[Dataset entries on figures]
## BEGIN

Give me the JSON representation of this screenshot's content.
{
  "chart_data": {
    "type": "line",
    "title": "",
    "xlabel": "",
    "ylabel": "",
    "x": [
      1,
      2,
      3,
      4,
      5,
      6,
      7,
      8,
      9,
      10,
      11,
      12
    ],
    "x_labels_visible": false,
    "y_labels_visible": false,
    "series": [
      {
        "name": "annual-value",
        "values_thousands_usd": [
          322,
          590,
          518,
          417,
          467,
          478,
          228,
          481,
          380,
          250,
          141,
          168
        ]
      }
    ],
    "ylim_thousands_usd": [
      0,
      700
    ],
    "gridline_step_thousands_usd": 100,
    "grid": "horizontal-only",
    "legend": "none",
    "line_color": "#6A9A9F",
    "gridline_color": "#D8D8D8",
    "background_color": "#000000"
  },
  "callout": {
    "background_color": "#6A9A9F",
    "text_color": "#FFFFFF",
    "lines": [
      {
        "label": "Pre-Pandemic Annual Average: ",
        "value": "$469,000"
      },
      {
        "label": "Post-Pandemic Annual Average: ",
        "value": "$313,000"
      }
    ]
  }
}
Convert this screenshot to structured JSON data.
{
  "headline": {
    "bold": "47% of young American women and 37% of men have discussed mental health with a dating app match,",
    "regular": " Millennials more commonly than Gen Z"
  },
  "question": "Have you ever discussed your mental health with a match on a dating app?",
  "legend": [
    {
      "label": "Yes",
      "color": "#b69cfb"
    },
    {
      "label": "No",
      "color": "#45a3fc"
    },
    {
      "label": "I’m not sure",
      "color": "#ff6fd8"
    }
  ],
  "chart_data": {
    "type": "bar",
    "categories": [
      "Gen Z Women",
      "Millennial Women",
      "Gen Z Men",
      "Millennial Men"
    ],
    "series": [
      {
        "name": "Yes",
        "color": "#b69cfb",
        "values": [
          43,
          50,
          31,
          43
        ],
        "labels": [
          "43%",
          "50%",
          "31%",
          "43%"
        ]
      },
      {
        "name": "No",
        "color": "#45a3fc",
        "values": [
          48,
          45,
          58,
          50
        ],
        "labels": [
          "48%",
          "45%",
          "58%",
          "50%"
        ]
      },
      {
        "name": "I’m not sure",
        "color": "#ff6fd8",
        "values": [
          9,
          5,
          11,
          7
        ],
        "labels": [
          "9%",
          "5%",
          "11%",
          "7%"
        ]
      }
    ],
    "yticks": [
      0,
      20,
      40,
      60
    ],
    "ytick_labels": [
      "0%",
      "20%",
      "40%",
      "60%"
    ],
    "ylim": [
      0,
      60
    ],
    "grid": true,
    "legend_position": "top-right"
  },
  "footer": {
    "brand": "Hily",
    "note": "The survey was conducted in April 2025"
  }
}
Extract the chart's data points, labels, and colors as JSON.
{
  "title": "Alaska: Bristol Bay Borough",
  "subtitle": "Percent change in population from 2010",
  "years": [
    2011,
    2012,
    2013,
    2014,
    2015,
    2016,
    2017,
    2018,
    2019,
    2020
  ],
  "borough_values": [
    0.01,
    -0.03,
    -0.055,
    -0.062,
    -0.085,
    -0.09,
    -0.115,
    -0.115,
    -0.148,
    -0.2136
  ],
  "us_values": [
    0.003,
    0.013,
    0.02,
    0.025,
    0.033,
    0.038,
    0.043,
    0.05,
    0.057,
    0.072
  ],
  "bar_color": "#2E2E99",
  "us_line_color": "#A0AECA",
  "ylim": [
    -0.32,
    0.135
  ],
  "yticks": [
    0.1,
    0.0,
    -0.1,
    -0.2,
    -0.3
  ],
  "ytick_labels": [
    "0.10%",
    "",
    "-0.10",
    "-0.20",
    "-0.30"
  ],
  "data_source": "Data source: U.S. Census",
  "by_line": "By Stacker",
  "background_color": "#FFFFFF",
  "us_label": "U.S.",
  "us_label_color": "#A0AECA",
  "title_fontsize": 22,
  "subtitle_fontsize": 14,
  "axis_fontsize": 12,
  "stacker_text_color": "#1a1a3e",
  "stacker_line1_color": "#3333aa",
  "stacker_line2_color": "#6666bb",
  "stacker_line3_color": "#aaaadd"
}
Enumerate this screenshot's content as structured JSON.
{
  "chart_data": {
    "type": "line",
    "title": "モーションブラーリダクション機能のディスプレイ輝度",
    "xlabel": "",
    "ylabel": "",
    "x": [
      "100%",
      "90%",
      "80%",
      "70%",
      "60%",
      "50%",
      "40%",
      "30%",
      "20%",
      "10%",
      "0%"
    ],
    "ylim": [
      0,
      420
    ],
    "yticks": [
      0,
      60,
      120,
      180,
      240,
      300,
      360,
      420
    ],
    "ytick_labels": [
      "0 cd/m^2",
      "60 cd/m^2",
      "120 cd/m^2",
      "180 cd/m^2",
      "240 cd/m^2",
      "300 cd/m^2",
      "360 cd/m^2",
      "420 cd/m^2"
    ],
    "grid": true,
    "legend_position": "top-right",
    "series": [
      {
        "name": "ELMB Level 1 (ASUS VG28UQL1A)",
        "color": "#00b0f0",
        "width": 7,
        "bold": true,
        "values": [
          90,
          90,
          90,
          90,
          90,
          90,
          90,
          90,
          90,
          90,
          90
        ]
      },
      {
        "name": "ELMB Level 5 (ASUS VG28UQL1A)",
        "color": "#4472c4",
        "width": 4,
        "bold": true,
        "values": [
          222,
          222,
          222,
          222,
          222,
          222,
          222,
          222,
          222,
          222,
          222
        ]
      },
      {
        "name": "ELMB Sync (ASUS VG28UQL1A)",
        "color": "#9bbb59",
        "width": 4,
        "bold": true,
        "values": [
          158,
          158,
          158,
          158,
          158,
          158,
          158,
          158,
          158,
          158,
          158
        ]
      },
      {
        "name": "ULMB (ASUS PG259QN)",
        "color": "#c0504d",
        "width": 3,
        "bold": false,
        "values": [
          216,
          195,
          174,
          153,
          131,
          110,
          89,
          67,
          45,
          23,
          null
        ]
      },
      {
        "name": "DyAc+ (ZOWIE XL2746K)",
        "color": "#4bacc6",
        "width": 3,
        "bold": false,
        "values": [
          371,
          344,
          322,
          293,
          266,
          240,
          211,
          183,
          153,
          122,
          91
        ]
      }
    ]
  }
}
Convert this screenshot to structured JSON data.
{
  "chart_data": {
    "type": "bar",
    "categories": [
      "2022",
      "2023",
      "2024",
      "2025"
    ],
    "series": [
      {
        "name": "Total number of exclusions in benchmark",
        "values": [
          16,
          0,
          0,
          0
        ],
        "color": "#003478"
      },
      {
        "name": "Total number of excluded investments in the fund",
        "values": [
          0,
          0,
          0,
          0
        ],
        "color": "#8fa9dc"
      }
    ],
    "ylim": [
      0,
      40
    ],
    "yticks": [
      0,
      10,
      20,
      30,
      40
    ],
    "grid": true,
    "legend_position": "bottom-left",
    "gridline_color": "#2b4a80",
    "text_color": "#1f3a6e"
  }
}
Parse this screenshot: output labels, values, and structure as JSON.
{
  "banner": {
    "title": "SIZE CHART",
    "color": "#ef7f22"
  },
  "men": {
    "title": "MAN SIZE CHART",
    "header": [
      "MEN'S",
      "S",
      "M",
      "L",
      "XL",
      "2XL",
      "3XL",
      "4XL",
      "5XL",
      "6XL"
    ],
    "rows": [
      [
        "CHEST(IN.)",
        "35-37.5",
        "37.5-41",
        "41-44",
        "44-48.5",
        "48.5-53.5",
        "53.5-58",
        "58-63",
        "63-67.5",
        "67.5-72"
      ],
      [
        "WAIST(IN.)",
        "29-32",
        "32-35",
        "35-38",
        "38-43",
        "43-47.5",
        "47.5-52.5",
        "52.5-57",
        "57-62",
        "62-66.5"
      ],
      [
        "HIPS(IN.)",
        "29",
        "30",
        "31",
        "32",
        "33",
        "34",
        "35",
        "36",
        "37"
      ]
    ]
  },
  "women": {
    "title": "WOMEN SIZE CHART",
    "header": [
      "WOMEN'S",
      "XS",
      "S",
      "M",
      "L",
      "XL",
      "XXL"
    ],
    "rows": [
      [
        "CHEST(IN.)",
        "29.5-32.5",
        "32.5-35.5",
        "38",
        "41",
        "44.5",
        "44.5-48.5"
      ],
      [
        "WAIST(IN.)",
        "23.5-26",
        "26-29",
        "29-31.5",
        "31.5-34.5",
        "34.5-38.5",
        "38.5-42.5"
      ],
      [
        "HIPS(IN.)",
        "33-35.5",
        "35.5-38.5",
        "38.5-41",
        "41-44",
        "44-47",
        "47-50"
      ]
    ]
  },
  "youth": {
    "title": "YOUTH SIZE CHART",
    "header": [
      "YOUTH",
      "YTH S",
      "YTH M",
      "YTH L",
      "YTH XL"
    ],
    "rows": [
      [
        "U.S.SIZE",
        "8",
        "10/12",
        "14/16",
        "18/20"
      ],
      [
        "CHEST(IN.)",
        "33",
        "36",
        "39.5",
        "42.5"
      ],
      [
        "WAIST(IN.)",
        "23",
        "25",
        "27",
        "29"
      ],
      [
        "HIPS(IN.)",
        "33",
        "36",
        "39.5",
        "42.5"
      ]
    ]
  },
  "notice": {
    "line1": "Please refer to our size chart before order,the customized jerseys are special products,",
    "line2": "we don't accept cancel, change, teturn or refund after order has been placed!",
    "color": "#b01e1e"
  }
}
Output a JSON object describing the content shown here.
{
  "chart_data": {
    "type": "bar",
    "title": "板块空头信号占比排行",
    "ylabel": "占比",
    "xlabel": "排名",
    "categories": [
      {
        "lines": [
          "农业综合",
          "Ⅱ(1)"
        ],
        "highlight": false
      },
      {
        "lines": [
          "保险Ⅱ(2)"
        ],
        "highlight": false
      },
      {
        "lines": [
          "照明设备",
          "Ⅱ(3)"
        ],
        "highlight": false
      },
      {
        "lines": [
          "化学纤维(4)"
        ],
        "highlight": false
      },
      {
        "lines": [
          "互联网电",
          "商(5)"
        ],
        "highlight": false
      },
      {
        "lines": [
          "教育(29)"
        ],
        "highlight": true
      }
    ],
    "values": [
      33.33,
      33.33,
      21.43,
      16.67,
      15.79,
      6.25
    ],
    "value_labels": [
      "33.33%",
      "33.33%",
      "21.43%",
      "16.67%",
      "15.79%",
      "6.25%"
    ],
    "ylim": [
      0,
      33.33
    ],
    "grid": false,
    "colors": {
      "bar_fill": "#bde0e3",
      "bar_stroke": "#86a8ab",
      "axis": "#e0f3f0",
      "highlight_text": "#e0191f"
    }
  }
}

## END

▶ [TASK REQUIREMENTS]: Above are the records. Copy every line in them holding "ELMB".

▶ [WRITTEN ANSWER]:
        "name": "ELMB Level 1 (ASUS VG28UQL1A)",
        "name": "ELMB Level 5 (ASUS VG28UQL1A)",
        "name": "ELMB Sync (ASUS VG28UQL1A)",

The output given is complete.